Dataset items
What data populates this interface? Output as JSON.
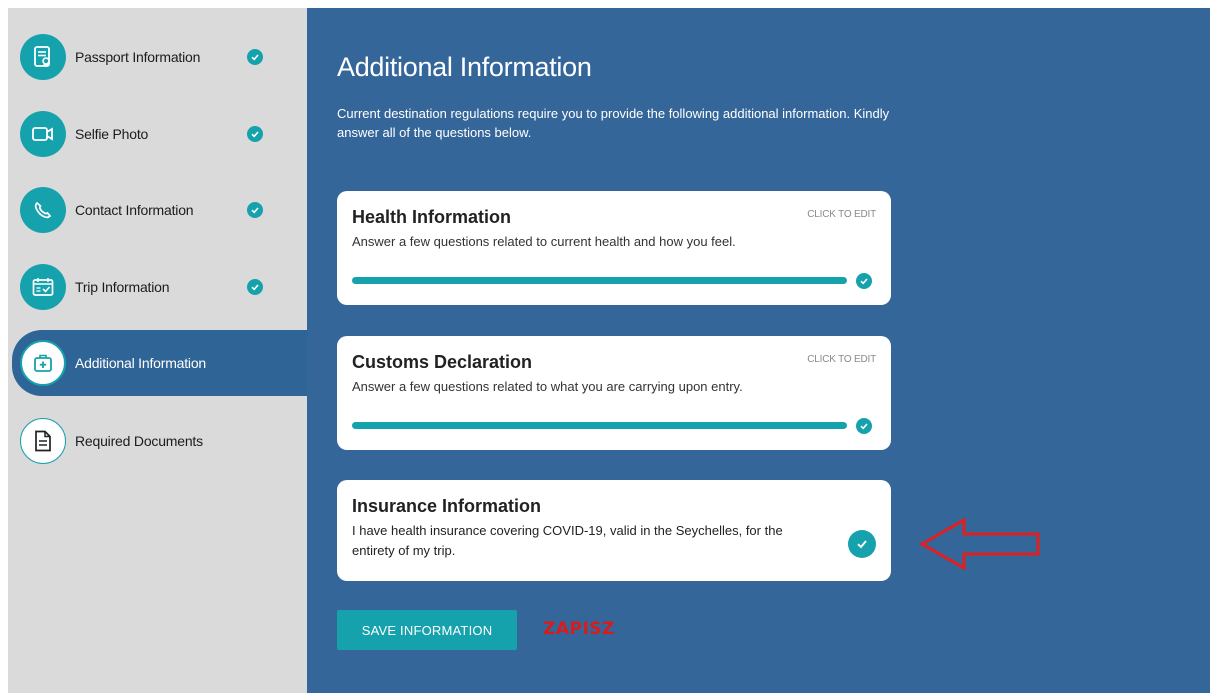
{
  "sidebar": {
    "items": [
      {
        "label": "Passport Information",
        "icon": "passport-icon",
        "completed": true
      },
      {
        "label": "Selfie Photo",
        "icon": "camera-icon",
        "completed": true
      },
      {
        "label": "Contact Information",
        "icon": "phone-icon",
        "completed": true
      },
      {
        "label": "Trip Information",
        "icon": "calendar-icon",
        "completed": true
      },
      {
        "label": "Additional Information",
        "icon": "medical-kit-icon",
        "active": true
      },
      {
        "label": "Required Documents",
        "icon": "document-icon",
        "completed": false
      }
    ]
  },
  "main": {
    "title": "Additional Information",
    "intro": "Current destination regulations require you to provide the following additional information. Kindly answer all of the questions below.",
    "cards": [
      {
        "title": "Health Information",
        "edit_label": "CLICK TO EDIT",
        "description": "Answer a few questions related to current health and how you feel.",
        "progress": 1.0
      },
      {
        "title": "Customs Declaration",
        "edit_label": "CLICK TO EDIT",
        "description": "Answer a few questions related to what you are carrying upon entry.",
        "progress": 1.0
      },
      {
        "title": "Insurance Information",
        "description": "I have health insurance covering COVID-19, valid in the Seychelles, for the entirety of my trip.",
        "checked": true
      }
    ],
    "save_label": "SAVE INFORMATION"
  },
  "annotation": {
    "text": "ZAPISZ",
    "arrow": "left-arrow-icon"
  },
  "colors": {
    "teal": "#16a2ac",
    "panel_blue": "#356699",
    "sidebar_gray": "#dadada",
    "annotation_red": "#d81c1c"
  }
}
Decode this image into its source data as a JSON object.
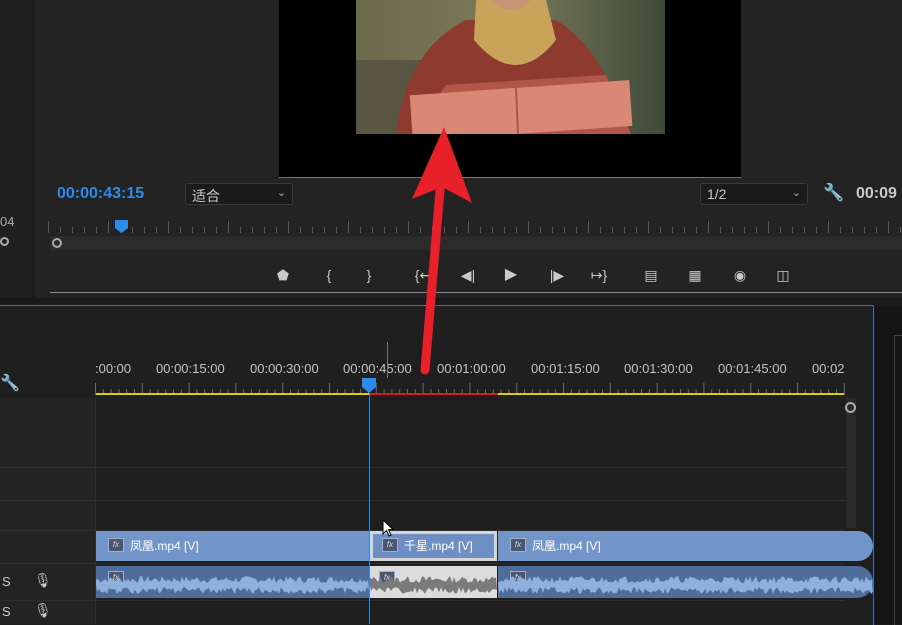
{
  "monitor": {
    "timecode_current": "00:00:43:15",
    "fit_label": "适合",
    "resolution_label": "1/2",
    "timecode_duration": "00:09",
    "left_edge_value": "04"
  },
  "timeline": {
    "ruler_labels": [
      ":00:00",
      "00:00:15:00",
      "00:00:30:00",
      "00:00:45:00",
      "00:01:00:00",
      "00:01:15:00",
      "00:01:30:00",
      "00:01:45:00",
      "00:02"
    ],
    "track_labels": [
      "S",
      "S"
    ],
    "video_clips": [
      {
        "label": "凤凰.mp4 [V]"
      },
      {
        "label": "千星.mp4 [V]"
      },
      {
        "label": "凤凰.mp4 [V]"
      }
    ],
    "fx_label": "fx"
  },
  "colors": {
    "accent": "#2d8ceb",
    "annotation_arrow": "#e8202a",
    "clip_video": "#7194c9",
    "clip_audio": "#4f6d9b"
  }
}
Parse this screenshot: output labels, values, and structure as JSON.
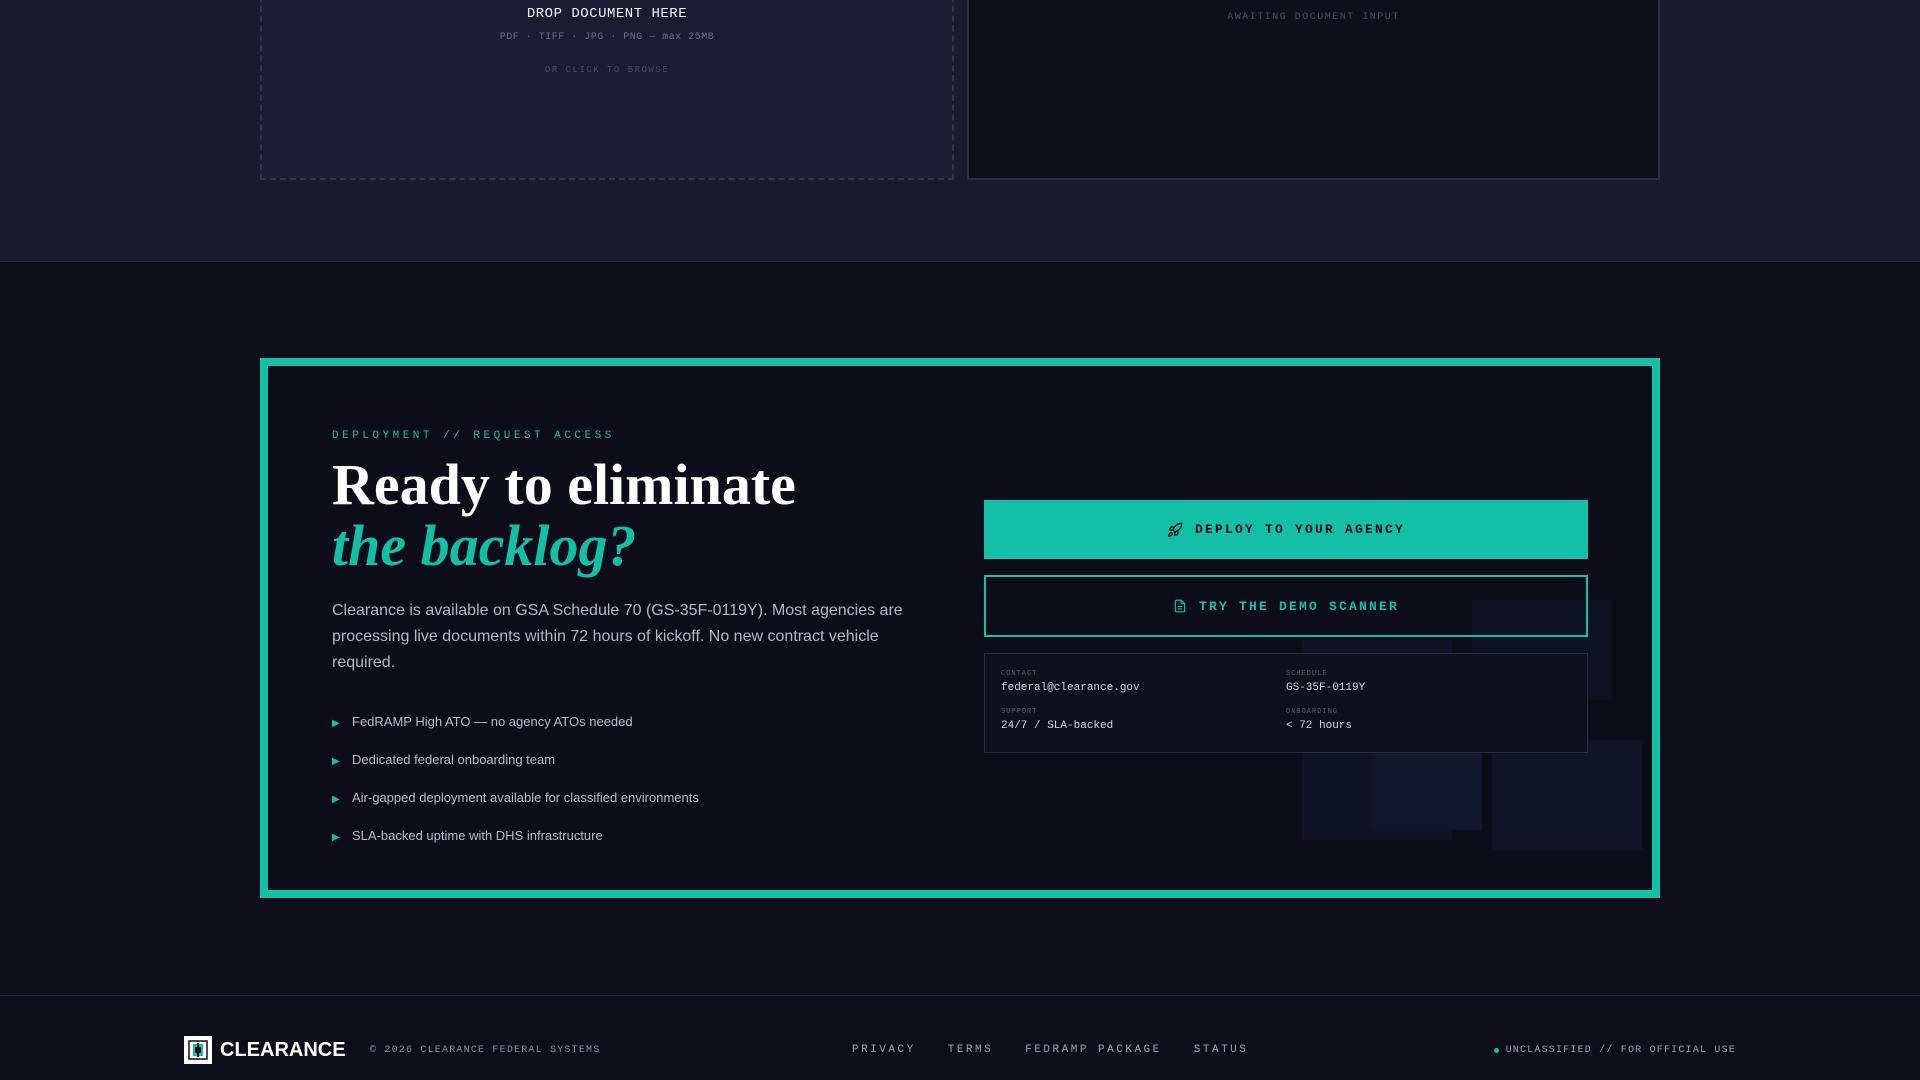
{
  "scanner": {
    "drop_title": "DROP DOCUMENT HERE",
    "drop_formats": "PDF · TIFF · JPG · PNG — max 25MB",
    "drop_browse": "OR CLICK TO BROWSE",
    "output_status": "AWAITING DOCUMENT INPUT"
  },
  "cta": {
    "eyebrow": "DEPLOYMENT // REQUEST ACCESS",
    "headline_line1": "Ready to eliminate",
    "headline_line2": "the backlog?",
    "lead": "Clearance is available on GSA Schedule 70 (GS-35F-0119Y). Most agencies are processing live documents within 72 hours of kickoff. No new contract vehicle required.",
    "bullets": [
      "FedRAMP High ATO — no agency ATOs needed",
      "Dedicated federal onboarding team",
      "Air-gapped deployment available for classified environments",
      "SLA-backed uptime with DHS infrastructure"
    ],
    "primary_button": "DEPLOY TO YOUR AGENCY",
    "secondary_button": "TRY THE DEMO SCANNER",
    "info": {
      "contact_label": "CONTACT",
      "contact_value": "federal@clearance.gov",
      "schedule_label": "SCHEDULE",
      "schedule_value": "GS-35F-0119Y",
      "support_label": "SUPPORT",
      "support_value": "24/7 / SLA-backed",
      "onboarding_label": "ONBOARDING",
      "onboarding_value": "< 72 hours"
    }
  },
  "footer": {
    "logo_text": "CLEARANCE",
    "copyright": "© 2026 CLEARANCE FEDERAL SYSTEMS",
    "links": [
      "PRIVACY",
      "TERMS",
      "FEDRAMP PACKAGE",
      "STATUS"
    ],
    "classification": "UNCLASSIFIED // FOR OFFICIAL USE"
  },
  "colors": {
    "accent": "#13bfa6",
    "background": "#0e0e1b",
    "panel": "#191a2e"
  }
}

**OBJECTIVE:** Print each line of the material above exactly, with the pictures removed from your copy.

**EXERCISE ANSWER:**
What data populates this interface? Output as JSON.
{
  "sidebar": {
    "items": [
      {
        "label": "Passport Information",
        "icon": "passport-icon",
        "completed": true
      },
      {
        "label": "Selfie Photo",
        "icon": "camera-icon",
        "completed": true
      },
      {
        "label": "Contact Information",
        "icon": "phone-icon",
        "completed": true
      },
      {
        "label": "Trip Information",
        "icon": "calendar-icon",
        "completed": true
      },
      {
        "label": "Additional Information",
        "icon": "medical-kit-icon",
        "active": true
      },
      {
        "label": "Required Documents",
        "icon": "document-icon",
        "completed": false
      }
    ]
  },
  "main": {
    "title": "Additional Information",
    "intro": "Current destination regulations require you to provide the following additional information. Kindly answer all of the questions below.",
    "cards": [
      {
        "title": "Health Information",
        "edit_label": "CLICK TO EDIT",
        "description": "Answer a few questions related to current health and how you feel.",
        "progress": 1.0
      },
      {
        "title": "Customs Declaration",
        "edit_label": "CLICK TO EDIT",
        "description": "Answer a few questions related to what you are carrying upon entry.",
        "progress": 1.0
      },
      {
        "title": "Insurance Information",
        "description": "I have health insurance covering COVID-19, valid in the Seychelles, for the entirety of my trip.",
        "checked": true
      }
    ],
    "save_label": "SAVE INFORMATION"
  },
  "annotation": {
    "text": "ZAPISZ",
    "arrow": "left-arrow-icon"
  },
  "colors": {
    "teal": "#16a2ac",
    "panel_blue": "#356699",
    "sidebar_gray": "#dadada",
    "annotation_red": "#d81c1c"
  }
}
Decode this image into its source data as a JSON object.
{
  "monitor": {
    "timecode_current": "00:00:43:15",
    "fit_label": "适合",
    "resolution_label": "1/2",
    "timecode_duration": "00:09",
    "left_edge_value": "04"
  },
  "timeline": {
    "ruler_labels": [
      ":00:00",
      "00:00:15:00",
      "00:00:30:00",
      "00:00:45:00",
      "00:01:00:00",
      "00:01:15:00",
      "00:01:30:00",
      "00:01:45:00",
      "00:02"
    ],
    "track_labels": [
      "S",
      "S"
    ],
    "video_clips": [
      {
        "label": "凤凰.mp4 [V]"
      },
      {
        "label": "千星.mp4 [V]"
      },
      {
        "label": "凤凰.mp4 [V]"
      }
    ],
    "fx_label": "fx"
  },
  "colors": {
    "accent": "#2d8ceb",
    "annotation_arrow": "#e8202a",
    "clip_video": "#7194c9",
    "clip_audio": "#4f6d9b"
  }
}
Parse this screenshot: output labels, values, and structure as JSON.
{
  "scanner": {
    "drop_title": "DROP DOCUMENT HERE",
    "drop_formats": "PDF · TIFF · JPG · PNG — max 25MB",
    "drop_browse": "OR CLICK TO BROWSE",
    "output_status": "AWAITING DOCUMENT INPUT"
  },
  "cta": {
    "eyebrow": "DEPLOYMENT // REQUEST ACCESS",
    "headline_line1": "Ready to eliminate",
    "headline_line2": "the backlog?",
    "lead": "Clearance is available on GSA Schedule 70 (GS-35F-0119Y). Most agencies are processing live documents within 72 hours of kickoff. No new contract vehicle required.",
    "bullets": [
      "FedRAMP High ATO — no agency ATOs needed",
      "Dedicated federal onboarding team",
      "Air-gapped deployment available for classified environments",
      "SLA-backed uptime with DHS infrastructure"
    ],
    "primary_button": "DEPLOY TO YOUR AGENCY",
    "secondary_button": "TRY THE DEMO SCANNER",
    "info": {
      "contact_label": "CONTACT",
      "contact_value": "federal@clearance.gov",
      "schedule_label": "SCHEDULE",
      "schedule_value": "GS-35F-0119Y",
      "support_label": "SUPPORT",
      "support_value": "24/7 / SLA-backed",
      "onboarding_label": "ONBOARDING",
      "onboarding_value": "< 72 hours"
    }
  },
  "footer": {
    "logo_text": "CLEARANCE",
    "copyright": "© 2026 CLEARANCE FEDERAL SYSTEMS",
    "links": [
      "PRIVACY",
      "TERMS",
      "FEDRAMP PACKAGE",
      "STATUS"
    ],
    "classification": "UNCLASSIFIED // FOR OFFICIAL USE"
  },
  "colors": {
    "accent": "#13bfa6",
    "background": "#0e0e1b",
    "panel": "#191a2e"
  }
}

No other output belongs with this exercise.